**Stated goal**
The records below are to be repeated in full, exactly as they are.

[Dataset rows about figures]
begin

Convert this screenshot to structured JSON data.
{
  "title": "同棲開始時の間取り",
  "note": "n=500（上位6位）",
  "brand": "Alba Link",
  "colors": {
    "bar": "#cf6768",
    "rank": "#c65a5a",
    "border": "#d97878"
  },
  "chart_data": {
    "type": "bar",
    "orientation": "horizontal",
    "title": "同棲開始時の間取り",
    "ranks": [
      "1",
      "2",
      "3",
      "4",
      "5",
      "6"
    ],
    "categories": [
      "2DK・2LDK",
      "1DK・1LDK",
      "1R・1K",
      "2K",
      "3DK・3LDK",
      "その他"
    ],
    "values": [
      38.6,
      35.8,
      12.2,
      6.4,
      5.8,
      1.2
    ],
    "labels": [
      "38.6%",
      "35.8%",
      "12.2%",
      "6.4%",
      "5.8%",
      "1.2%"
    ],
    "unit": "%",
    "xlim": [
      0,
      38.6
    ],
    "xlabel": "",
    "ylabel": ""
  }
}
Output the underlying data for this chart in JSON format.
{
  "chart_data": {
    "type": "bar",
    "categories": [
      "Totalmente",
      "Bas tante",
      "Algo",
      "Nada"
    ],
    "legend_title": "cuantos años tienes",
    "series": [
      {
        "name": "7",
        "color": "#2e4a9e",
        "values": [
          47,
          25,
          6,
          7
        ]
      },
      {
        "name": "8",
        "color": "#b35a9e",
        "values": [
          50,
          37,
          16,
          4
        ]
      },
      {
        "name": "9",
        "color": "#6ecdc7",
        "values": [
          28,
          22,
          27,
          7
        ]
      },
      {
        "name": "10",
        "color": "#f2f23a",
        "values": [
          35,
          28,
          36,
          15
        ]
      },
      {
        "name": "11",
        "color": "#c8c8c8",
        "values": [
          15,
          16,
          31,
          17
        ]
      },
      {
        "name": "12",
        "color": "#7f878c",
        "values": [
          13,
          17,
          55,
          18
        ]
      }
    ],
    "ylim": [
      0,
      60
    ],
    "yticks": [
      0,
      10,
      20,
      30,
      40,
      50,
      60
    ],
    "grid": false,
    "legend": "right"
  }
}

end

**Problem solution**
Convert this screenshot to structured JSON data.
{
  "title": "同棲開始時の間取り",
  "note": "n=500（上位6位）",
  "brand": "Alba Link",
  "colors": {
    "bar": "#cf6768",
    "rank": "#c65a5a",
    "border": "#d97878"
  },
  "chart_data": {
    "type": "bar",
    "orientation": "horizontal",
    "title": "同棲開始時の間取り",
    "ranks": [
      "1",
      "2",
      "3",
      "4",
      "5",
      "6"
    ],
    "categories": [
      "2DK・2LDK",
      "1DK・1LDK",
      "1R・1K",
      "2K",
      "3DK・3LDK",
      "その他"
    ],
    "values": [
      38.6,
      35.8,
      12.2,
      6.4,
      5.8,
      1.2
    ],
    "labels": [
      "38.6%",
      "35.8%",
      "12.2%",
      "6.4%",
      "5.8%",
      "1.2%"
    ],
    "unit": "%",
    "xlim": [
      0,
      38.6
    ],
    "xlabel": "",
    "ylabel": ""
  }
}
Output the underlying data for this chart in JSON format.
{
  "chart_data": {
    "type": "bar",
    "categories": [
      "Totalmente",
      "Bas tante",
      "Algo",
      "Nada"
    ],
    "legend_title": "cuantos años tienes",
    "series": [
      {
        "name": "7",
        "color": "#2e4a9e",
        "values": [
          47,
          25,
          6,
          7
        ]
      },
      {
        "name": "8",
        "color": "#b35a9e",
        "values": [
          50,
          37,
          16,
          4
        ]
      },
      {
        "name": "9",
        "color": "#6ecdc7",
        "values": [
          28,
          22,
          27,
          7
        ]
      },
      {
        "name": "10",
        "color": "#f2f23a",
        "values": [
          35,
          28,
          36,
          15
        ]
      },
      {
        "name": "11",
        "color": "#c8c8c8",
        "values": [
          15,
          16,
          31,
          17
        ]
      },
      {
        "name": "12",
        "color": "#7f878c",
        "values": [
          13,
          17,
          55,
          18
        ]
      }
    ],
    "ylim": [
      0,
      60
    ],
    "yticks": [
      0,
      10,
      20,
      30,
      40,
      50,
      60
    ],
    "grid": false,
    "legend": "right"
  }
}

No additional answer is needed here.